### Input material
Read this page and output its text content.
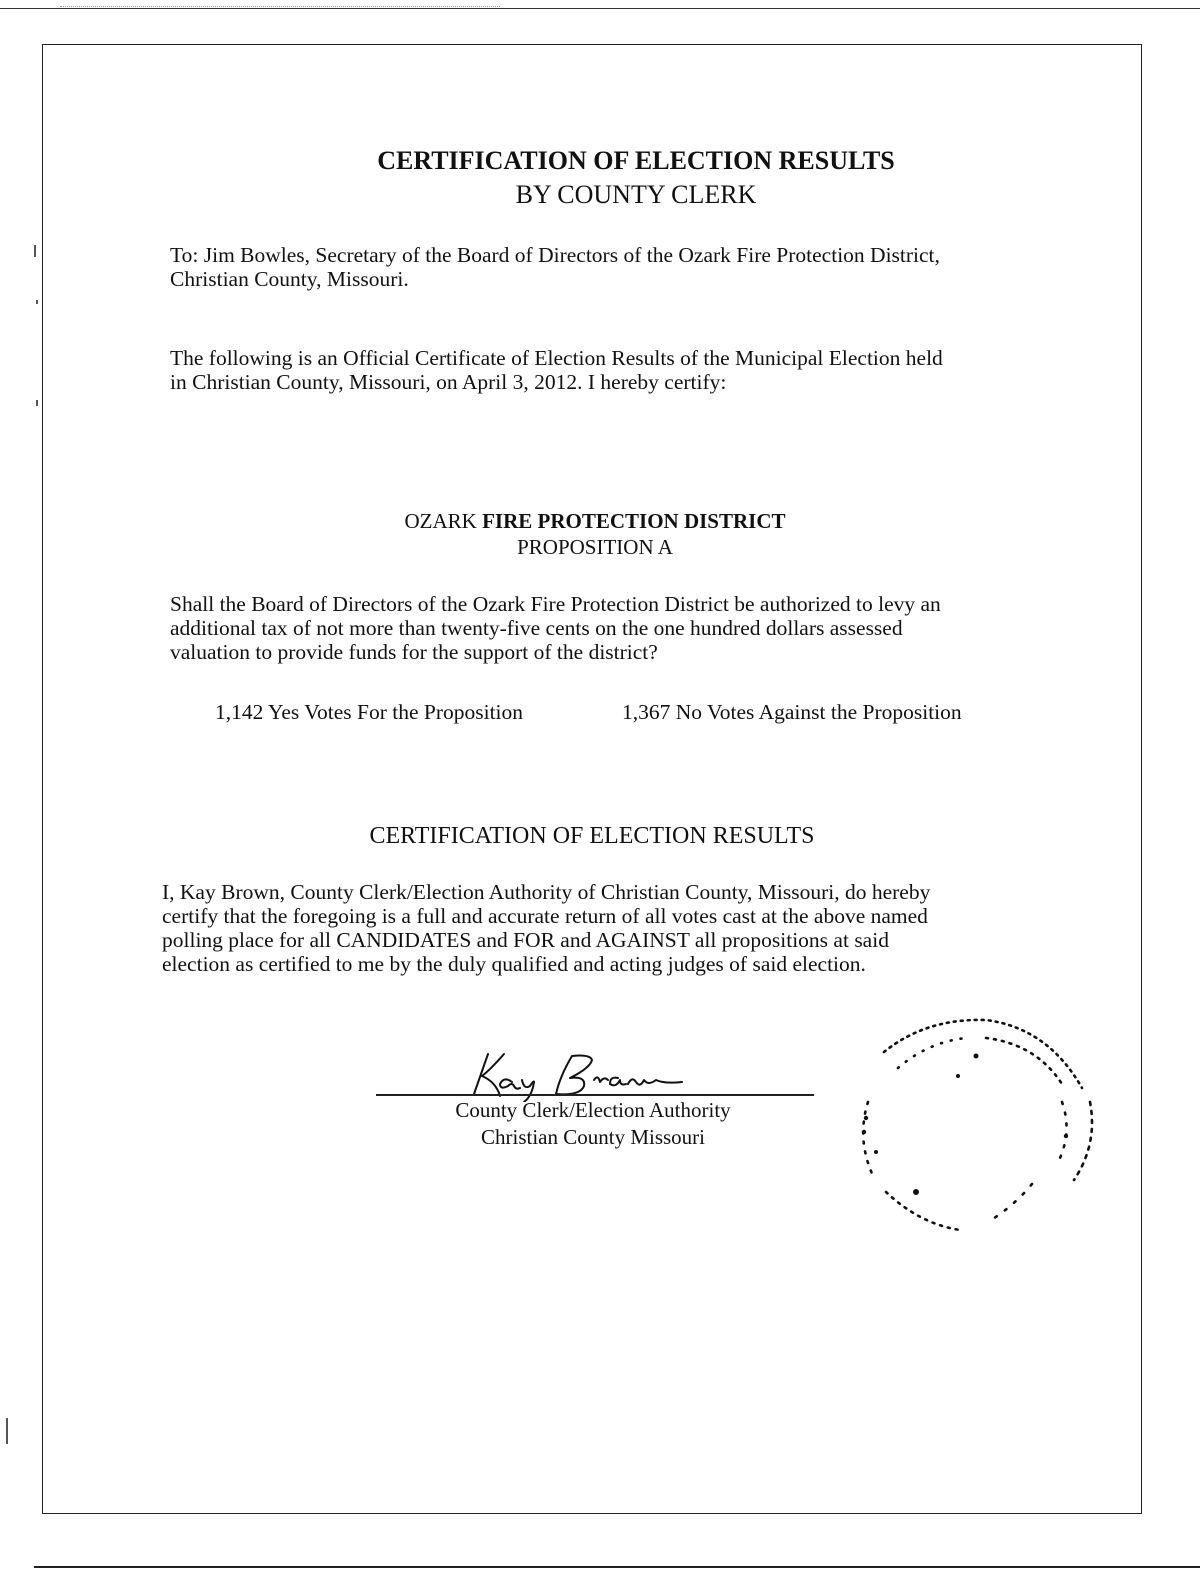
CERTIFICATION OF ELECTION RESULTS
BY COUNTY CLERK
To: Jim Bowles, Secretary of the Board of Directors of the Ozark Fire Protection District,
Christian County, Missouri.
The following is an Official Certificate of Election Results of the Municipal Election held
in Christian County, Missouri, on April 3, 2012. I hereby certify:
OZARK FIRE PROTECTION DISTRICT
PROPOSITION A
Shall the Board of Directors of the Ozark Fire Protection District be authorized to levy an
additional tax of not more than twenty-five cents on the one hundred dollars assessed
valuation to provide funds for the support of the district?
1,142 Yes Votes For the Proposition	1,367 No Votes Against the Proposition
CERTIFICATION OF ELECTION RESULTS
I, Kay Brown, County Clerk/Election Authority of Christian County, Missouri, do hereby
certify that the foregoing is a full and accurate return of all votes cast at the above named
polling place for all CANDIDATES and FOR and AGAINST all propositions at said
election as certified to me by the duly qualified and acting judges of said election.
County Clerk/Election Authority
Christian County Missouri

### Requirement
Select and copy every line of the material that holds the string "said".

### Reply to the exercise
polling place for all CANDIDATES and FOR and AGAINST all propositions at said
election as certified to me by the duly qualified and acting judges of said election.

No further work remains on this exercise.